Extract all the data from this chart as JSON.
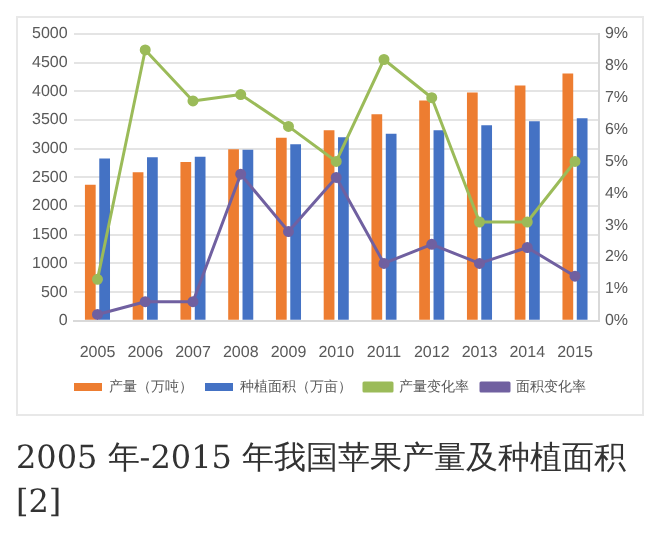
{
  "chart_data": {
    "type": "bar",
    "categories": [
      "2005",
      "2006",
      "2007",
      "2008",
      "2009",
      "2010",
      "2011",
      "2012",
      "2013",
      "2014",
      "2015"
    ],
    "series": [
      {
        "name": "产量（万吨）",
        "color": "#ed7d31",
        "values": [
          2370,
          2590,
          2770,
          2990,
          3190,
          3320,
          3600,
          3840,
          3980,
          4100,
          4310
        ]
      },
      {
        "name": "种植面积（万亩）",
        "color": "#4472c4",
        "values": [
          2830,
          2850,
          2860,
          2980,
          3080,
          3200,
          3260,
          3320,
          3410,
          3480,
          3530
        ]
      },
      {
        "name": "产量变化率",
        "type": "line",
        "axis": "y2",
        "color": "#9bbb59",
        "values": [
          1.3,
          8.5,
          6.9,
          7.1,
          6.1,
          5.0,
          8.2,
          7.0,
          3.1,
          3.1,
          5.0
        ]
      },
      {
        "name": "面积变化率",
        "type": "line",
        "axis": "y2",
        "color": "#7060a0",
        "values": [
          0.2,
          0.6,
          0.6,
          4.6,
          2.8,
          4.5,
          1.8,
          2.4,
          1.8,
          2.3,
          1.4
        ]
      }
    ],
    "ylim": [
      0,
      5000
    ],
    "yticks": [
      0,
      500,
      1000,
      1500,
      2000,
      2500,
      3000,
      3500,
      4000,
      4500,
      5000
    ],
    "y2lim": [
      0,
      9
    ],
    "y2ticks": [
      {
        "value": 0,
        "label": "0%"
      },
      {
        "value": 1,
        "label": "1%"
      },
      {
        "value": 2,
        "label": "2%"
      },
      {
        "value": 3,
        "label": "3%"
      },
      {
        "value": 4,
        "label": "4%"
      },
      {
        "value": 5,
        "label": "5%"
      },
      {
        "value": 6,
        "label": "6%"
      },
      {
        "value": 7,
        "label": "7%"
      },
      {
        "value": 8,
        "label": "8%"
      },
      {
        "value": 9,
        "label": "9%"
      }
    ],
    "grid": "y",
    "legend": "bottom",
    "marker": "circle",
    "line_style": "solid",
    "annotations": [
      "2005 年-2015 年我国苹果产量及种植面积 [2]"
    ]
  }
}
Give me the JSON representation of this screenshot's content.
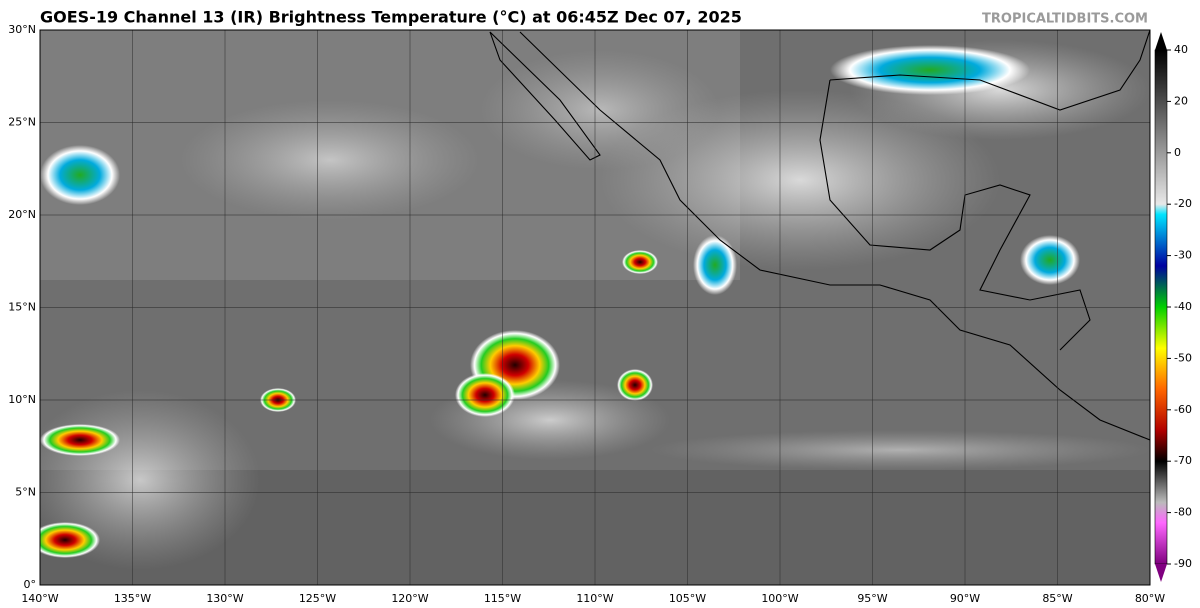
{
  "header": {
    "title": "GOES-19 Channel 13 (IR) Brightness Temperature (°C) at 06:45Z Dec 07, 2025",
    "source": "TROPICALTIDBITS.COM"
  },
  "map": {
    "lat_labels": [
      "30°N",
      "25°N",
      "20°N",
      "15°N",
      "10°N",
      "5°N",
      "0°"
    ],
    "lon_labels": [
      "140°W",
      "135°W",
      "130°W",
      "125°W",
      "120°W",
      "115°W",
      "110°W",
      "105°W",
      "100°W",
      "95°W",
      "90°W",
      "85°W",
      "80°W"
    ]
  },
  "colorbar": {
    "labels": [
      "40",
      "20",
      "0",
      "-20",
      "-30",
      "-40",
      "-50",
      "-60",
      "-70",
      "-80",
      "-90"
    ]
  }
}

========================================

→ What you have to do: Reproduce each record from above exactly; pictures do not belong in the copy.

→ Written response:
Extract all the data from this chart as JSON.
{
  "chart_data": {
    "type": "bar",
    "categories": [
      "2005",
      "2006",
      "2007",
      "2008",
      "2009",
      "2010",
      "2011",
      "2012",
      "2013",
      "2014",
      "2015"
    ],
    "series": [
      {
        "name": "产量（万吨）",
        "color": "#ed7d31",
        "values": [
          2370,
          2590,
          2770,
          2990,
          3190,
          3320,
          3600,
          3840,
          3980,
          4100,
          4310
        ]
      },
      {
        "name": "种植面积（万亩）",
        "color": "#4472c4",
        "values": [
          2830,
          2850,
          2860,
          2980,
          3080,
          3200,
          3260,
          3320,
          3410,
          3480,
          3530
        ]
      },
      {
        "name": "产量变化率",
        "type": "line",
        "axis": "y2",
        "color": "#9bbb59",
        "values": [
          1.3,
          8.5,
          6.9,
          7.1,
          6.1,
          5.0,
          8.2,
          7.0,
          3.1,
          3.1,
          5.0
        ]
      },
      {
        "name": "面积变化率",
        "type": "line",
        "axis": "y2",
        "color": "#7060a0",
        "values": [
          0.2,
          0.6,
          0.6,
          4.6,
          2.8,
          4.5,
          1.8,
          2.4,
          1.8,
          2.3,
          1.4
        ]
      }
    ],
    "ylim": [
      0,
      5000
    ],
    "yticks": [
      0,
      500,
      1000,
      1500,
      2000,
      2500,
      3000,
      3500,
      4000,
      4500,
      5000
    ],
    "y2lim": [
      0,
      9
    ],
    "y2ticks": [
      {
        "value": 0,
        "label": "0%"
      },
      {
        "value": 1,
        "label": "1%"
      },
      {
        "value": 2,
        "label": "2%"
      },
      {
        "value": 3,
        "label": "3%"
      },
      {
        "value": 4,
        "label": "4%"
      },
      {
        "value": 5,
        "label": "5%"
      },
      {
        "value": 6,
        "label": "6%"
      },
      {
        "value": 7,
        "label": "7%"
      },
      {
        "value": 8,
        "label": "8%"
      },
      {
        "value": 9,
        "label": "9%"
      }
    ],
    "grid": "y",
    "legend": "bottom",
    "marker": "circle",
    "line_style": "solid",
    "annotations": [
      "2005 年-2015 年我国苹果产量及种植面积 [2]"
    ]
  }
}
Give me the JSON representation of this screenshot's content.
{
  "header": {
    "title": "GOES-19 Channel 13 (IR) Brightness Temperature (°C) at 06:45Z Dec 07, 2025",
    "source": "TROPICALTIDBITS.COM"
  },
  "map": {
    "lat_labels": [
      "30°N",
      "25°N",
      "20°N",
      "15°N",
      "10°N",
      "5°N",
      "0°"
    ],
    "lon_labels": [
      "140°W",
      "135°W",
      "130°W",
      "125°W",
      "120°W",
      "115°W",
      "110°W",
      "105°W",
      "100°W",
      "95°W",
      "90°W",
      "85°W",
      "80°W"
    ]
  },
  "colorbar": {
    "labels": [
      "40",
      "20",
      "0",
      "-20",
      "-30",
      "-40",
      "-50",
      "-60",
      "-70",
      "-80",
      "-90"
    ]
  }
}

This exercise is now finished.